◆ **AIM**
Transcribe each record below word for word.

◆ **RECORDS TO PROCESS**
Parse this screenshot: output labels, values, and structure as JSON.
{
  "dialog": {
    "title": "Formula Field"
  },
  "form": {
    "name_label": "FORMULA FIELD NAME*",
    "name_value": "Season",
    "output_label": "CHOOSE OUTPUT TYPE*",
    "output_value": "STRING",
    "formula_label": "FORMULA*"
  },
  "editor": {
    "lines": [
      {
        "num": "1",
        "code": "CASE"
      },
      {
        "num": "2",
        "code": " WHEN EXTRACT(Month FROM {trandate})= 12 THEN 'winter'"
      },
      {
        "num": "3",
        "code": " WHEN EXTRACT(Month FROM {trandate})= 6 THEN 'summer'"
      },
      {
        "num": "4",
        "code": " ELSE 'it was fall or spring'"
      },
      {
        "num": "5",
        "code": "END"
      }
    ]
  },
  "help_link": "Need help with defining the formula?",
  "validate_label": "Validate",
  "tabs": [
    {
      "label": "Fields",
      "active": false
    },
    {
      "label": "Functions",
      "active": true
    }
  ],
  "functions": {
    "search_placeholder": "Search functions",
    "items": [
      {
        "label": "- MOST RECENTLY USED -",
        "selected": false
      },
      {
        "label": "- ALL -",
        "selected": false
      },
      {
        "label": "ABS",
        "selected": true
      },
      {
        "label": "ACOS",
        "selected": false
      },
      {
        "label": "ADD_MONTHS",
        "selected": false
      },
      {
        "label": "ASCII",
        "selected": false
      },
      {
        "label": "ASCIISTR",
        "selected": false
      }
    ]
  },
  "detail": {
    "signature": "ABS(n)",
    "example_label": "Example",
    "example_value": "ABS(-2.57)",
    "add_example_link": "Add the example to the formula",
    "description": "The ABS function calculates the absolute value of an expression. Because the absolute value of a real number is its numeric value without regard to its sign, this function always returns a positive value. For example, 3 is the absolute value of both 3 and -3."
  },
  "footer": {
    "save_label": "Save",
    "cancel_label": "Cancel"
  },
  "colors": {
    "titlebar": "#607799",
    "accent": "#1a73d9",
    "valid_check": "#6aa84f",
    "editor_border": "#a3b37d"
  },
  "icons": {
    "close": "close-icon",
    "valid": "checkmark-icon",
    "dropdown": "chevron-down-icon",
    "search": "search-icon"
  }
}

◆ **TASK OUTPUT**
Parse this screenshot: output labels, values, and structure as JSON.
{
  "dialog": {
    "title": "Formula Field"
  },
  "form": {
    "name_label": "FORMULA FIELD NAME*",
    "name_value": "Season",
    "output_label": "CHOOSE OUTPUT TYPE*",
    "output_value": "STRING",
    "formula_label": "FORMULA*"
  },
  "editor": {
    "lines": [
      {
        "num": "1",
        "code": "CASE"
      },
      {
        "num": "2",
        "code": " WHEN EXTRACT(Month FROM {trandate})= 12 THEN 'winter'"
      },
      {
        "num": "3",
        "code": " WHEN EXTRACT(Month FROM {trandate})= 6 THEN 'summer'"
      },
      {
        "num": "4",
        "code": " ELSE 'it was fall or spring'"
      },
      {
        "num": "5",
        "code": "END"
      }
    ]
  },
  "help_link": "Need help with defining the formula?",
  "validate_label": "Validate",
  "tabs": [
    {
      "label": "Fields",
      "active": false
    },
    {
      "label": "Functions",
      "active": true
    }
  ],
  "functions": {
    "search_placeholder": "Search functions",
    "items": [
      {
        "label": "- MOST RECENTLY USED -",
        "selected": false
      },
      {
        "label": "- ALL -",
        "selected": false
      },
      {
        "label": "ABS",
        "selected": true
      },
      {
        "label": "ACOS",
        "selected": false
      },
      {
        "label": "ADD_MONTHS",
        "selected": false
      },
      {
        "label": "ASCII",
        "selected": false
      },
      {
        "label": "ASCIISTR",
        "selected": false
      }
    ]
  },
  "detail": {
    "signature": "ABS(n)",
    "example_label": "Example",
    "example_value": "ABS(-2.57)",
    "add_example_link": "Add the example to the formula",
    "description": "The ABS function calculates the absolute value of an expression. Because the absolute value of a real number is its numeric value without regard to its sign, this function always returns a positive value. For example, 3 is the absolute value of both 3 and -3."
  },
  "footer": {
    "save_label": "Save",
    "cancel_label": "Cancel"
  },
  "colors": {
    "titlebar": "#607799",
    "accent": "#1a73d9",
    "valid_check": "#6aa84f",
    "editor_border": "#a3b37d"
  },
  "icons": {
    "close": "close-icon",
    "valid": "checkmark-icon",
    "dropdown": "chevron-down-icon",
    "search": "search-icon"
  }
}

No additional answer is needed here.